◆ What is required ◆
Transcribe the records exactly. Pictures do not belong in the transcription.

◆ Raw records ◆

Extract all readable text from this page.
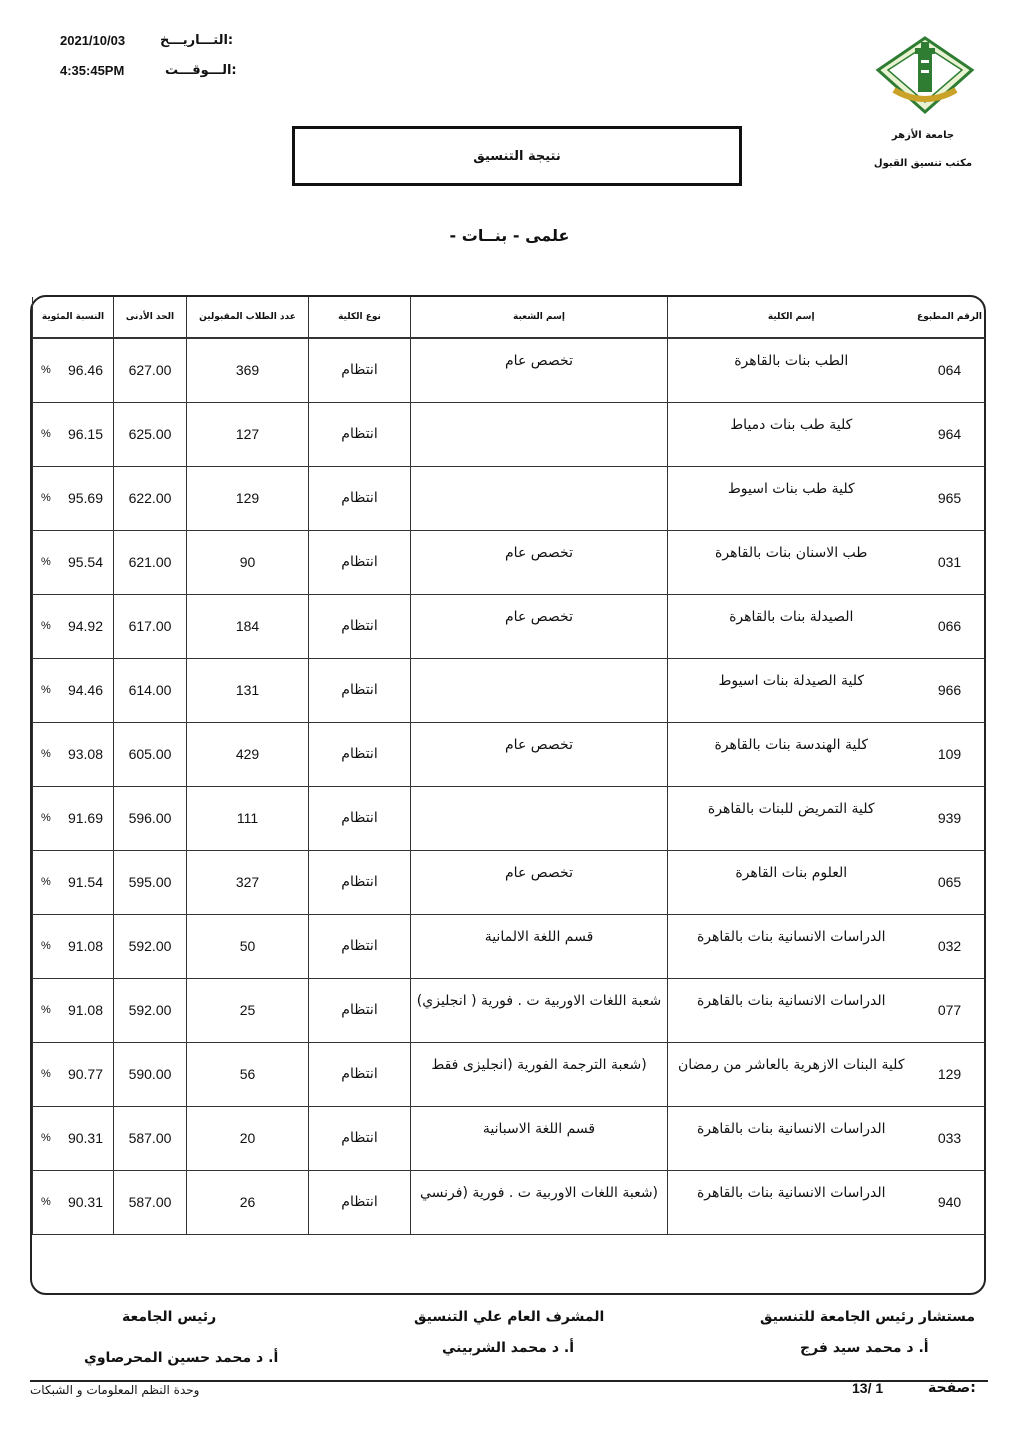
2021/10/03	التـــاريـــخ:
4:35:45PM	الـــوقـــت:
جامعة الأزهر
مكتب تنسيق القبول
نتيجة التنسيق
- علمى - بنــات
النسبة المئوية	الحد الأدنى	عدد الطلاب المقبولين	نوع الكلية	إسم الشعبة	إسم الكلية	الرقم المطبوع

% 96.46	627.00	369	انتظام	تخصص عام	الطب بنات بالقاهرة	064

% 96.15	625.00	127	انتظام		كلية طب بنات دمياط	964

% 95.69	622.00	129	انتظام		كلية طب بنات اسيوط	965

% 95.54	621.00	90	انتظام	تخصص عام	طب الاسنان بنات بالقاهرة	031

% 94.92	617.00	184	انتظام	تخصص عام	الصيدلة بنات بالقاهرة	066

% 94.46	614.00	131	انتظام		كلية الصيدلة بنات اسيوط	966

% 93.08	605.00	429	انتظام	تخصص عام	كلية الهندسة بنات بالقاهرة	109

% 91.69	596.00	111	انتظام		كلية التمريض للبنات بالقاهرة	939

% 91.54	595.00	327	انتظام	تخصص عام	العلوم بنات القاهرة	065

% 91.08	592.00	50	انتظام	قسم اللغة الالمانية	الدراسات الانسانية بنات بالقاهرة	032

% 91.08	592.00	25	انتظام	شعبة اللغات الاوربية ت . فورية ( انجليزي)	الدراسات الانسانية بنات بالقاهرة	077

% 90.77	590.00	56	انتظام	(شعبة الترجمة الفورية (انجليزى فقط	كلية البنات الازهرية بالعاشر من رمضان	129

% 90.31	587.00	20	انتظام	قسم اللغة الاسبانية	الدراسات الانسانية بنات بالقاهرة	033

% 90.31	587.00	26	انتظام	(شعبة اللغات الاوربية ت . فورية (فرنسي	الدراسات الانسانية بنات بالقاهرة	940
مستشار رئيس الجامعة للتنسيق
أ. د محمد سيد فرج
المشرف العام علي التنسيق
أ. د محمد الشربيني
رئيس الجامعة
أ. د محمد حسين المحرصاوي
وحدة النظم المعلومات و الشبكات	13/ 1	صفحة:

◆ Solution to this exercise ◆
Extract all readable text from this page.
2021/10/03	التـــاريـــخ:
4:35:45PM	الـــوقـــت:
جامعة الأزهر
مكتب تنسيق القبول
نتيجة التنسيق
- علمى - بنــات
النسبة المئوية	الحد الأدنى	عدد الطلاب المقبولين	نوع الكلية	إسم الشعبة	إسم الكلية	الرقم المطبوع

% 96.46	627.00	369	انتظام	تخصص عام	الطب بنات بالقاهرة	064

% 96.15	625.00	127	انتظام		كلية طب بنات دمياط	964

% 95.69	622.00	129	انتظام		كلية طب بنات اسيوط	965

% 95.54	621.00	90	انتظام	تخصص عام	طب الاسنان بنات بالقاهرة	031

% 94.92	617.00	184	انتظام	تخصص عام	الصيدلة بنات بالقاهرة	066

% 94.46	614.00	131	انتظام		كلية الصيدلة بنات اسيوط	966

% 93.08	605.00	429	انتظام	تخصص عام	كلية الهندسة بنات بالقاهرة	109

% 91.69	596.00	111	انتظام		كلية التمريض للبنات بالقاهرة	939

% 91.54	595.00	327	انتظام	تخصص عام	العلوم بنات القاهرة	065

% 91.08	592.00	50	انتظام	قسم اللغة الالمانية	الدراسات الانسانية بنات بالقاهرة	032

% 91.08	592.00	25	انتظام	شعبة اللغات الاوربية ت . فورية ( انجليزي)	الدراسات الانسانية بنات بالقاهرة	077

% 90.77	590.00	56	انتظام	(شعبة الترجمة الفورية (انجليزى فقط	كلية البنات الازهرية بالعاشر من رمضان	129

% 90.31	587.00	20	انتظام	قسم اللغة الاسبانية	الدراسات الانسانية بنات بالقاهرة	033

% 90.31	587.00	26	انتظام	(شعبة اللغات الاوربية ت . فورية (فرنسي	الدراسات الانسانية بنات بالقاهرة	940
مستشار رئيس الجامعة للتنسيق
أ. د محمد سيد فرج
المشرف العام علي التنسيق
أ. د محمد الشربيني
رئيس الجامعة
أ. د محمد حسين المحرصاوي
وحدة النظم المعلومات و الشبكات	13/ 1	صفحة:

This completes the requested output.